Take the line that contains "Convert this document image to plain text." and each line after it in the material below, and transcribe them exactly, stopping at the end.

[Stored items from a collection]
***

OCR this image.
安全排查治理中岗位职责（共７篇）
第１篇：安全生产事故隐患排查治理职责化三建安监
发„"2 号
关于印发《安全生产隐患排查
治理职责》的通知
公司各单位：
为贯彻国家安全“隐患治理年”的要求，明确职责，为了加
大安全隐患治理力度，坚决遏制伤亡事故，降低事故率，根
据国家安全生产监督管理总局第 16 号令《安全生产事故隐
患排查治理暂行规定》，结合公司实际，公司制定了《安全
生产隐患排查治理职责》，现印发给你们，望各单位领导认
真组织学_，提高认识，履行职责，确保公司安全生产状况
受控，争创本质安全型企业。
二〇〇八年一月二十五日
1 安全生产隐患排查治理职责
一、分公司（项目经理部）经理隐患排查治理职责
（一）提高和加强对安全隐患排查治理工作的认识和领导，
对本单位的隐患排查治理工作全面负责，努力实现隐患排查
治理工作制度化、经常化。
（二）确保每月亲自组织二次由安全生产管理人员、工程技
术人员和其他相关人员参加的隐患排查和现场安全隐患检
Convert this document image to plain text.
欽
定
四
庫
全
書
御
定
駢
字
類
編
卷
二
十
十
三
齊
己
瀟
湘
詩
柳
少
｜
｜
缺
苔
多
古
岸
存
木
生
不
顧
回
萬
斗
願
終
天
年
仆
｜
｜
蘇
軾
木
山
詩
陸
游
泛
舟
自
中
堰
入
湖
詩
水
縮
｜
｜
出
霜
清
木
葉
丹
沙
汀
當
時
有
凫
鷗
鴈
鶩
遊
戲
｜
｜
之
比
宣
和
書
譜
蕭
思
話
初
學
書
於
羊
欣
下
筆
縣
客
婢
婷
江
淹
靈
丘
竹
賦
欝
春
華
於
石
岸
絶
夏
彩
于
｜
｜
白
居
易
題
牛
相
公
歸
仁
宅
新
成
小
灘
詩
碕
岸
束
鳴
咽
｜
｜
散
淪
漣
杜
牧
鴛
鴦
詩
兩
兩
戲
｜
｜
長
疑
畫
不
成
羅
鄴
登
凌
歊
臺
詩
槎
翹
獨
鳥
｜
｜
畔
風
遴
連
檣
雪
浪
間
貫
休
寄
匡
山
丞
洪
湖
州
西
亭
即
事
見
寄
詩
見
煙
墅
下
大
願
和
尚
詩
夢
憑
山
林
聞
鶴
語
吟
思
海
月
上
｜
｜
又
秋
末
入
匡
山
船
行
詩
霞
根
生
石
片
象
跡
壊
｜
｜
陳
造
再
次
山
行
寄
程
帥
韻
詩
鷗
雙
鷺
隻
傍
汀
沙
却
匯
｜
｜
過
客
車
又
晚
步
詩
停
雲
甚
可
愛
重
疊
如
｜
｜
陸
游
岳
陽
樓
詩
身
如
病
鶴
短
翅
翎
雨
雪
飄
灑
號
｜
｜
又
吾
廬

***

Solution to the exercise
Convert this document image to plain text.
欽
定
四
庫
全
書
御
定
駢
字
類
編
卷
二
十
十
三
齊
己
瀟
湘
詩
柳
少
｜
｜
缺
苔
多
古
岸
存
木
生
不
顧
回
萬
斗
願
終
天
年
仆
｜
｜
蘇
軾
木
山
詩
陸
游
泛
舟
自
中
堰
入
湖
詩
水
縮
｜
｜
出
霜
清
木
葉
丹
沙
汀
當
時
有
凫
鷗
鴈
鶩
遊
戲
｜
｜
之
比
宣
和
書
譜
蕭
思
話
初
學
書
於
羊
欣
下
筆
縣
客
婢
婷
江
淹
靈
丘
竹
賦
欝
春
華
於
石
岸
絶
夏
彩
于
｜
｜
白
居
易
題
牛
相
公
歸
仁
宅
新
成
小
灘
詩
碕
岸
束
鳴
咽
｜
｜
散
淪
漣
杜
牧
鴛
鴦
詩
兩
兩
戲
｜
｜
長
疑
畫
不
成
羅
鄴
登
凌
歊
臺
詩
槎
翹
獨
鳥
｜
｜
畔
風
遴
連
檣
雪
浪
間
貫
休
寄
匡
山
丞
洪
湖
州
西
亭
即
事
見
寄
詩
見
煙
墅
下
大
願
和
尚
詩
夢
憑
山
林
聞
鶴
語
吟
思
海
月
上
｜
｜
又
秋
末
入
匡
山
船
行
詩
霞
根
生
石
片
象
跡
壊
｜
｜
陳
造
再
次
山
行
寄
程
帥
韻
詩
鷗
雙
鷺
隻
傍
汀
沙
却
匯
｜
｜
過
客
車
又
晚
步
詩
停
雲
甚
可
愛
重
疊
如
｜
｜
陸
游
岳
陽
樓
詩
身
如
病
鶴
短
翅
翎
雨
雪
飄
灑
號
｜
｜
又
吾
廬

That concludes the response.